● **The task**: Return each line of the listing that contains the string "联合国成立".
================================
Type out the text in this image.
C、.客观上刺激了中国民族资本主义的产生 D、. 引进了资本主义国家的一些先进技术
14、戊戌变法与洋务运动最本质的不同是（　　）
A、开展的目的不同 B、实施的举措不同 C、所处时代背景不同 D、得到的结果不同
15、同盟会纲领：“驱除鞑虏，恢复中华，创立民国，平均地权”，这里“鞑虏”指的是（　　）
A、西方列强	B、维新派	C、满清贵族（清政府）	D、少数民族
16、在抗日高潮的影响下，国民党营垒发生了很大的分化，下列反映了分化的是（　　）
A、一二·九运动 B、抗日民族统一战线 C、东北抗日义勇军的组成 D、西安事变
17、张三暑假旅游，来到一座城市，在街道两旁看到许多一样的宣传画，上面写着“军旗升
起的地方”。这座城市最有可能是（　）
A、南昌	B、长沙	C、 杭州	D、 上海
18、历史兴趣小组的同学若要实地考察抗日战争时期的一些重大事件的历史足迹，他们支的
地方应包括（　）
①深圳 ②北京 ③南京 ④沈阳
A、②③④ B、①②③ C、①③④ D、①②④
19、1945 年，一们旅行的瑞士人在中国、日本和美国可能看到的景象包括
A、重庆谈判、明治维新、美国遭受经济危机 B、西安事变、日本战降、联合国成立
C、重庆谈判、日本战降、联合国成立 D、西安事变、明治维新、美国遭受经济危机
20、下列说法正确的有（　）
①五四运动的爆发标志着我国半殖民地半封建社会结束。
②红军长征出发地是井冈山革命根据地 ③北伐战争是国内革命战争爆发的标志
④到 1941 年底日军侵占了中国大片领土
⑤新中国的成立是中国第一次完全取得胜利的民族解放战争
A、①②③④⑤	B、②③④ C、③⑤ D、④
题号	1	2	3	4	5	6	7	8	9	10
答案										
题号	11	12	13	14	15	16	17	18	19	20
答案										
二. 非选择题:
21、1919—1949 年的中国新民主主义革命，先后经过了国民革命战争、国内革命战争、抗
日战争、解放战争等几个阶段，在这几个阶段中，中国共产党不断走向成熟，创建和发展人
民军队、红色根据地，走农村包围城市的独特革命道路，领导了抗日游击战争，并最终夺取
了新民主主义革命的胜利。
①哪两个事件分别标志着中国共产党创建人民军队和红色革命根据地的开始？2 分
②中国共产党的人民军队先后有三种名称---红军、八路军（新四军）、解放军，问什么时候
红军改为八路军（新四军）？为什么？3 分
================================
● **Finished answer**:
A、重庆谈判、明治维新、美国遭受经济危机 B、西安事变、日本战降、联合国成立
C、重庆谈判、日本战降、联合国成立 D、西安事变、明治维新、美国遭受经济危机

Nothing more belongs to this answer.